**TASK REQUIREMENTS:**
Could you write out every entry exactly as it stands?
##### DATA LISTING
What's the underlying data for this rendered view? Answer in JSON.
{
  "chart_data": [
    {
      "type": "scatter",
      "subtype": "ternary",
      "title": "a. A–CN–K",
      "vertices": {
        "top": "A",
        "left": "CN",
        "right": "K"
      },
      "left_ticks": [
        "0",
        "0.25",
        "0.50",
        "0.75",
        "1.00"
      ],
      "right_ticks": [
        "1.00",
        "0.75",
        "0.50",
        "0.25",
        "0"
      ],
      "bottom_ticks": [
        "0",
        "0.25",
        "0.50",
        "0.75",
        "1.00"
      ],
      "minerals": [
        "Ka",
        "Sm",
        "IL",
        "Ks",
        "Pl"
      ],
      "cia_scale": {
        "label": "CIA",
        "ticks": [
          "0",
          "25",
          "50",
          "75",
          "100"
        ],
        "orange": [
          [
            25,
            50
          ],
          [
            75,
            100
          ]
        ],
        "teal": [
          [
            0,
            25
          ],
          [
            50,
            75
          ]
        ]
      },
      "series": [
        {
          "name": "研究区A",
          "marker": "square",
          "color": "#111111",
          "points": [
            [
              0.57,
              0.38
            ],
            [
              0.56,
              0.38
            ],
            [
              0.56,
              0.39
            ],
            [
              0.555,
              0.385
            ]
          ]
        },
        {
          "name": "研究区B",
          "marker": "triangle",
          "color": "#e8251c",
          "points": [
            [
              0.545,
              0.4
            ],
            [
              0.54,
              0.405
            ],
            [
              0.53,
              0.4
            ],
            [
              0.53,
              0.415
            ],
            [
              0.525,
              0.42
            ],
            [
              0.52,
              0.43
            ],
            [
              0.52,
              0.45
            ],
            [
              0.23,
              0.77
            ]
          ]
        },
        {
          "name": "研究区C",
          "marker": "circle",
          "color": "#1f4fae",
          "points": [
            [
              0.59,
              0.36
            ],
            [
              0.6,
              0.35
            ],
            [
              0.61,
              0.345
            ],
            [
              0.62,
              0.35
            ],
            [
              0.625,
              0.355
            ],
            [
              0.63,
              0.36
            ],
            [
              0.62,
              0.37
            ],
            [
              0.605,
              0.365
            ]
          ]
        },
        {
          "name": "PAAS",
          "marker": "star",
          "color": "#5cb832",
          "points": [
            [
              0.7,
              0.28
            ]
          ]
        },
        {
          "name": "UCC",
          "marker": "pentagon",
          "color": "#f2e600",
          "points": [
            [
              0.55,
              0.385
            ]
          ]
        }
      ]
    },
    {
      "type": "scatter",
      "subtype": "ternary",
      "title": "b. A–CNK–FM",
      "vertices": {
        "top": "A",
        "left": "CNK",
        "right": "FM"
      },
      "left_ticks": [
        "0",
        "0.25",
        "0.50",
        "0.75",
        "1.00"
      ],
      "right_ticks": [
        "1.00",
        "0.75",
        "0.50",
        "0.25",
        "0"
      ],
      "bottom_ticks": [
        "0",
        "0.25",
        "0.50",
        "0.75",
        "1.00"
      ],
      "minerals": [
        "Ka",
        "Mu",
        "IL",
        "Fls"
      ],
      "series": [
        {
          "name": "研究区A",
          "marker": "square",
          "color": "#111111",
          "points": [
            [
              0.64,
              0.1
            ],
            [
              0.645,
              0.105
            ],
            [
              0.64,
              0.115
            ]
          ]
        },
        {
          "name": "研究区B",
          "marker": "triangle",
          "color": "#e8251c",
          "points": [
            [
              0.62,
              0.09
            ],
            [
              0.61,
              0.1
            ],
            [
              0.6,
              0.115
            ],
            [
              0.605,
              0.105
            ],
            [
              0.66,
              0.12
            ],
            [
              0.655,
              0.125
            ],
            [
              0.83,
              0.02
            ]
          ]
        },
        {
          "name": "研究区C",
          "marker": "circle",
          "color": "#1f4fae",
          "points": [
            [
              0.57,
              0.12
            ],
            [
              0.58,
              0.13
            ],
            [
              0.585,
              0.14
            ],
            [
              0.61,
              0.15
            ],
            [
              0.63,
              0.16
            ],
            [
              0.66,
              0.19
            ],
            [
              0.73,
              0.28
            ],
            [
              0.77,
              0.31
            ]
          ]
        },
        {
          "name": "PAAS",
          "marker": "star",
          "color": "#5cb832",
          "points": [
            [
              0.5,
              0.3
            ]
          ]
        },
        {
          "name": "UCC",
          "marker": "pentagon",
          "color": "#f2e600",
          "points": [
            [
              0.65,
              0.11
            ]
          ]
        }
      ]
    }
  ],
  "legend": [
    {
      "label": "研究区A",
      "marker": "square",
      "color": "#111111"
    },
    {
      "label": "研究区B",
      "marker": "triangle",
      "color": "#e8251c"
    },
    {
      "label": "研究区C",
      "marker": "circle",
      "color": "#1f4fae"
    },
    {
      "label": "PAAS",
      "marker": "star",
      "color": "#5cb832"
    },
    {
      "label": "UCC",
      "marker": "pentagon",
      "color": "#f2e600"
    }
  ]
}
##########
**ANSWER TO THIS EXERCISE:**
What's the underlying data for this rendered view? Answer in JSON.
{
  "chart_data": [
    {
      "type": "scatter",
      "subtype": "ternary",
      "title": "a. A–CN–K",
      "vertices": {
        "top": "A",
        "left": "CN",
        "right": "K"
      },
      "left_ticks": [
        "0",
        "0.25",
        "0.50",
        "0.75",
        "1.00"
      ],
      "right_ticks": [
        "1.00",
        "0.75",
        "0.50",
        "0.25",
        "0"
      ],
      "bottom_ticks": [
        "0",
        "0.25",
        "0.50",
        "0.75",
        "1.00"
      ],
      "minerals": [
        "Ka",
        "Sm",
        "IL",
        "Ks",
        "Pl"
      ],
      "cia_scale": {
        "label": "CIA",
        "ticks": [
          "0",
          "25",
          "50",
          "75",
          "100"
        ],
        "orange": [
          [
            25,
            50
          ],
          [
            75,
            100
          ]
        ],
        "teal": [
          [
            0,
            25
          ],
          [
            50,
            75
          ]
        ]
      },
      "series": [
        {
          "name": "研究区A",
          "marker": "square",
          "color": "#111111",
          "points": [
            [
              0.57,
              0.38
            ],
            [
              0.56,
              0.38
            ],
            [
              0.56,
              0.39
            ],
            [
              0.555,
              0.385
            ]
          ]
        },
        {
          "name": "研究区B",
          "marker": "triangle",
          "color": "#e8251c",
          "points": [
            [
              0.545,
              0.4
            ],
            [
              0.54,
              0.405
            ],
            [
              0.53,
              0.4
            ],
            [
              0.53,
              0.415
            ],
            [
              0.525,
              0.42
            ],
            [
              0.52,
              0.43
            ],
            [
              0.52,
              0.45
            ],
            [
              0.23,
              0.77
            ]
          ]
        },
        {
          "name": "研究区C",
          "marker": "circle",
          "color": "#1f4fae",
          "points": [
            [
              0.59,
              0.36
            ],
            [
              0.6,
              0.35
            ],
            [
              0.61,
              0.345
            ],
            [
              0.62,
              0.35
            ],
            [
              0.625,
              0.355
            ],
            [
              0.63,
              0.36
            ],
            [
              0.62,
              0.37
            ],
            [
              0.605,
              0.365
            ]
          ]
        },
        {
          "name": "PAAS",
          "marker": "star",
          "color": "#5cb832",
          "points": [
            [
              0.7,
              0.28
            ]
          ]
        },
        {
          "name": "UCC",
          "marker": "pentagon",
          "color": "#f2e600",
          "points": [
            [
              0.55,
              0.385
            ]
          ]
        }
      ]
    },
    {
      "type": "scatter",
      "subtype": "ternary",
      "title": "b. A–CNK–FM",
      "vertices": {
        "top": "A",
        "left": "CNK",
        "right": "FM"
      },
      "left_ticks": [
        "0",
        "0.25",
        "0.50",
        "0.75",
        "1.00"
      ],
      "right_ticks": [
        "1.00",
        "0.75",
        "0.50",
        "0.25",
        "0"
      ],
      "bottom_ticks": [
        "0",
        "0.25",
        "0.50",
        "0.75",
        "1.00"
      ],
      "minerals": [
        "Ka",
        "Mu",
        "IL",
        "Fls"
      ],
      "series": [
        {
          "name": "研究区A",
          "marker": "square",
          "color": "#111111",
          "points": [
            [
              0.64,
              0.1
            ],
            [
              0.645,
              0.105
            ],
            [
              0.64,
              0.115
            ]
          ]
        },
        {
          "name": "研究区B",
          "marker": "triangle",
          "color": "#e8251c",
          "points": [
            [
              0.62,
              0.09
            ],
            [
              0.61,
              0.1
            ],
            [
              0.6,
              0.115
            ],
            [
              0.605,
              0.105
            ],
            [
              0.66,
              0.12
            ],
            [
              0.655,
              0.125
            ],
            [
              0.83,
              0.02
            ]
          ]
        },
        {
          "name": "研究区C",
          "marker": "circle",
          "color": "#1f4fae",
          "points": [
            [
              0.57,
              0.12
            ],
            [
              0.58,
              0.13
            ],
            [
              0.585,
              0.14
            ],
            [
              0.61,
              0.15
            ],
            [
              0.63,
              0.16
            ],
            [
              0.66,
              0.19
            ],
            [
              0.73,
              0.28
            ],
            [
              0.77,
              0.31
            ]
          ]
        },
        {
          "name": "PAAS",
          "marker": "star",
          "color": "#5cb832",
          "points": [
            [
              0.5,
              0.3
            ]
          ]
        },
        {
          "name": "UCC",
          "marker": "pentagon",
          "color": "#f2e600",
          "points": [
            [
              0.65,
              0.11
            ]
          ]
        }
      ]
    }
  ],
  "legend": [
    {
      "label": "研究区A",
      "marker": "square",
      "color": "#111111"
    },
    {
      "label": "研究区B",
      "marker": "triangle",
      "color": "#e8251c"
    },
    {
      "label": "研究区C",
      "marker": "circle",
      "color": "#1f4fae"
    },
    {
      "label": "PAAS",
      "marker": "star",
      "color": "#5cb832"
    },
    {
      "label": "UCC",
      "marker": "pentagon",
      "color": "#f2e600"
    }
  ]
}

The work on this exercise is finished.